• **Source data**

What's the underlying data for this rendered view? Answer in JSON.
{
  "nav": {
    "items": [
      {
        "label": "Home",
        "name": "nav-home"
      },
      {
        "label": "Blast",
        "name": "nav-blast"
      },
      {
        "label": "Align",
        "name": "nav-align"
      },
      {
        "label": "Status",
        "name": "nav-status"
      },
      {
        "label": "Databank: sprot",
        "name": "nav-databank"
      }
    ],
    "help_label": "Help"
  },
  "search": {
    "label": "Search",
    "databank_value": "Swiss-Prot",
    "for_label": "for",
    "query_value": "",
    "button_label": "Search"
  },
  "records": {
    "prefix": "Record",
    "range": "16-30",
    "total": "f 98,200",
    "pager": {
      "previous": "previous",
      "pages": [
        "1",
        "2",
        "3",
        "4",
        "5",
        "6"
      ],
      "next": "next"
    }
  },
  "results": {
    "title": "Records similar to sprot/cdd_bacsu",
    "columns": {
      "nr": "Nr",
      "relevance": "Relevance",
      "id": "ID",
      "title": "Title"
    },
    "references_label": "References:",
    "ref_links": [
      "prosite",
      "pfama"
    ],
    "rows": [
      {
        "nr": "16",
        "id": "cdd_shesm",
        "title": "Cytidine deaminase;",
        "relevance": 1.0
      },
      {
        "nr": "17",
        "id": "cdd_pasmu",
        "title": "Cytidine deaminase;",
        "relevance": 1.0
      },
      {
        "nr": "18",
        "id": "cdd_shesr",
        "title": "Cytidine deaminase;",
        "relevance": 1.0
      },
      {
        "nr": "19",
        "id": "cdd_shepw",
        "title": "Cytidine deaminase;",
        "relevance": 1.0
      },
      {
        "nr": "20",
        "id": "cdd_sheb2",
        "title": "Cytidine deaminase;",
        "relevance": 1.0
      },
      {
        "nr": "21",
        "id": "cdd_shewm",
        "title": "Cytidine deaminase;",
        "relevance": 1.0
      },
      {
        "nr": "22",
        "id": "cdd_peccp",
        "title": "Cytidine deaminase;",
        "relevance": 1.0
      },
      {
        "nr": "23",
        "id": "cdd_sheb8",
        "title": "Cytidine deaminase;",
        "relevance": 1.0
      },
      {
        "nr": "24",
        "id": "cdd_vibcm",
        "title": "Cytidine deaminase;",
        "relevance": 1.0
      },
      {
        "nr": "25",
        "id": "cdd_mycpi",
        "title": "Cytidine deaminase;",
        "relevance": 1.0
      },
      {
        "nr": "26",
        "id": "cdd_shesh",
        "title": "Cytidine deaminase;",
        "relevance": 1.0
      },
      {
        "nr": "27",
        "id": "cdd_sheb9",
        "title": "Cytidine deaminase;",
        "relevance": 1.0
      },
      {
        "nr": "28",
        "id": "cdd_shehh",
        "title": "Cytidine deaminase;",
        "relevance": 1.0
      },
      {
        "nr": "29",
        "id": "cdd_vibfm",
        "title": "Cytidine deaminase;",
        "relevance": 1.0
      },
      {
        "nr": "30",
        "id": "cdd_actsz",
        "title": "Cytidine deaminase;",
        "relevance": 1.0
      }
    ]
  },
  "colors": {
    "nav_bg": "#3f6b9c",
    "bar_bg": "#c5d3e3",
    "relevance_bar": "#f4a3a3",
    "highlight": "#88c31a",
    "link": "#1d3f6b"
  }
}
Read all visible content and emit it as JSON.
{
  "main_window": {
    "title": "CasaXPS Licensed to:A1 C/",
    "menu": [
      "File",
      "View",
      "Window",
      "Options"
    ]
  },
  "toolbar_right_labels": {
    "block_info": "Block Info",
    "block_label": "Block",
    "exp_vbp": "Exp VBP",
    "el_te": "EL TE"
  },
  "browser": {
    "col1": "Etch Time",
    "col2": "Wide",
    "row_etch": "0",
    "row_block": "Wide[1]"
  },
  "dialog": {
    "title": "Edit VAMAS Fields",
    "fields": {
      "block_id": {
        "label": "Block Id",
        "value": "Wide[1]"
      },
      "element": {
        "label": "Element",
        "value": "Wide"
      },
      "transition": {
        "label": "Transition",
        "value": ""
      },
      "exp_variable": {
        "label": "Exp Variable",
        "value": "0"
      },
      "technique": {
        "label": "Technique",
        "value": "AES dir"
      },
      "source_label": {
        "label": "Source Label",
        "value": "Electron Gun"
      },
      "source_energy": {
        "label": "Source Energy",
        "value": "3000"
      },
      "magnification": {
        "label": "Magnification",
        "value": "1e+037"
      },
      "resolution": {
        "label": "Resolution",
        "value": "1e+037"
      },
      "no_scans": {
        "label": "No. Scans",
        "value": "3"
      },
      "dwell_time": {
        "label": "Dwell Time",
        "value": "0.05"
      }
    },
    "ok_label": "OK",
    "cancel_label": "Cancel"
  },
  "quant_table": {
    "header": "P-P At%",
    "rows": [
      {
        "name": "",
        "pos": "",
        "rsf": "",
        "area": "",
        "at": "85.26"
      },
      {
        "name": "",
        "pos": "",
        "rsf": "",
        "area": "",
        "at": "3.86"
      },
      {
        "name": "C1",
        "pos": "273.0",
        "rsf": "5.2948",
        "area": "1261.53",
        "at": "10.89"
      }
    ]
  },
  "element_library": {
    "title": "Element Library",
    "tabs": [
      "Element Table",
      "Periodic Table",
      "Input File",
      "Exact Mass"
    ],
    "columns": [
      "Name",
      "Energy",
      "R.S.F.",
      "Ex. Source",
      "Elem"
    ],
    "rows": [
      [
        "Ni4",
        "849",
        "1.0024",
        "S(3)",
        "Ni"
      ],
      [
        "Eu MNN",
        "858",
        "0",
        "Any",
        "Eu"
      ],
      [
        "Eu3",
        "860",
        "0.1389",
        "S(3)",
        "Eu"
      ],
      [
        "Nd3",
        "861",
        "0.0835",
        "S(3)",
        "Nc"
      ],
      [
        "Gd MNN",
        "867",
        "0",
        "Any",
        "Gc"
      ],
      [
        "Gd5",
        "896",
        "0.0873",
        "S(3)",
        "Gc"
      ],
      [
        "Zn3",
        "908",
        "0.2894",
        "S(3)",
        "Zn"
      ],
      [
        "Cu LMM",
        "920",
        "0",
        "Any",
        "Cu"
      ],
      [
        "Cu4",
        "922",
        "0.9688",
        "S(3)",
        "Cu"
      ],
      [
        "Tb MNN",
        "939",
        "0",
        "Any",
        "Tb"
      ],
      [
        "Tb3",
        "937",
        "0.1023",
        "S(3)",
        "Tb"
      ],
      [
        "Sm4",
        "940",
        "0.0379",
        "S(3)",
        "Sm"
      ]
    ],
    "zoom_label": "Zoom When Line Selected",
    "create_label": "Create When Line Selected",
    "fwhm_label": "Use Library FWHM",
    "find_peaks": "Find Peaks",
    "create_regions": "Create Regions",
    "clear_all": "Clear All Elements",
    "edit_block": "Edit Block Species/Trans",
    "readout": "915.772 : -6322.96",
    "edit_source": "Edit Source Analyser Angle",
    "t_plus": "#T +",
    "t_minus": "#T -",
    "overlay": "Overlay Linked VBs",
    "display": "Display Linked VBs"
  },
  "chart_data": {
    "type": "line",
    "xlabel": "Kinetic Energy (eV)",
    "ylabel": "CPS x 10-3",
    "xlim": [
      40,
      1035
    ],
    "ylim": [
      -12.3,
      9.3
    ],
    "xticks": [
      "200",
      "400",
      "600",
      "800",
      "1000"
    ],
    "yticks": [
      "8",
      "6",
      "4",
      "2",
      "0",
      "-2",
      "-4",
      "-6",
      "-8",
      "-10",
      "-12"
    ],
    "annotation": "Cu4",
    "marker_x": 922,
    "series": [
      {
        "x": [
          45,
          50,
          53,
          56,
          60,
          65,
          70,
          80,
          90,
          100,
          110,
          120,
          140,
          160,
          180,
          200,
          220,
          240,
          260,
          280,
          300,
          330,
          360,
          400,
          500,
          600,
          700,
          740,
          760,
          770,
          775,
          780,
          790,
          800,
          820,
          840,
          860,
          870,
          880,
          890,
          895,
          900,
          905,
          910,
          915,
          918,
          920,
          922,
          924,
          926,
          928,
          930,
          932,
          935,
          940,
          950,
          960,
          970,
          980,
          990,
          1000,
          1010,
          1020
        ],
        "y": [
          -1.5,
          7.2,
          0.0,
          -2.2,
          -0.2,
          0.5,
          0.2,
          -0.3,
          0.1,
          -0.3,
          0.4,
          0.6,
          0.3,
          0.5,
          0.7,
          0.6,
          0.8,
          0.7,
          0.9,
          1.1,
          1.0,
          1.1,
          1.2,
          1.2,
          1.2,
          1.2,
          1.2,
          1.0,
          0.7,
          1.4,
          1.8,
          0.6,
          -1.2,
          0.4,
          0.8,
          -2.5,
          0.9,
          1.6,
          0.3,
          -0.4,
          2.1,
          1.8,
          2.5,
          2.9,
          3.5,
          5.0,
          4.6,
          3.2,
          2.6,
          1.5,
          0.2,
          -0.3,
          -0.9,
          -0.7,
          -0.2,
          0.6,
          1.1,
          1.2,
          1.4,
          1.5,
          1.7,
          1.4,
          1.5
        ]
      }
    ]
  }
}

• **Task**
Looking at the records above, work out how many lines include the string "Create". Give the number and nothing else.

• **Written response**
2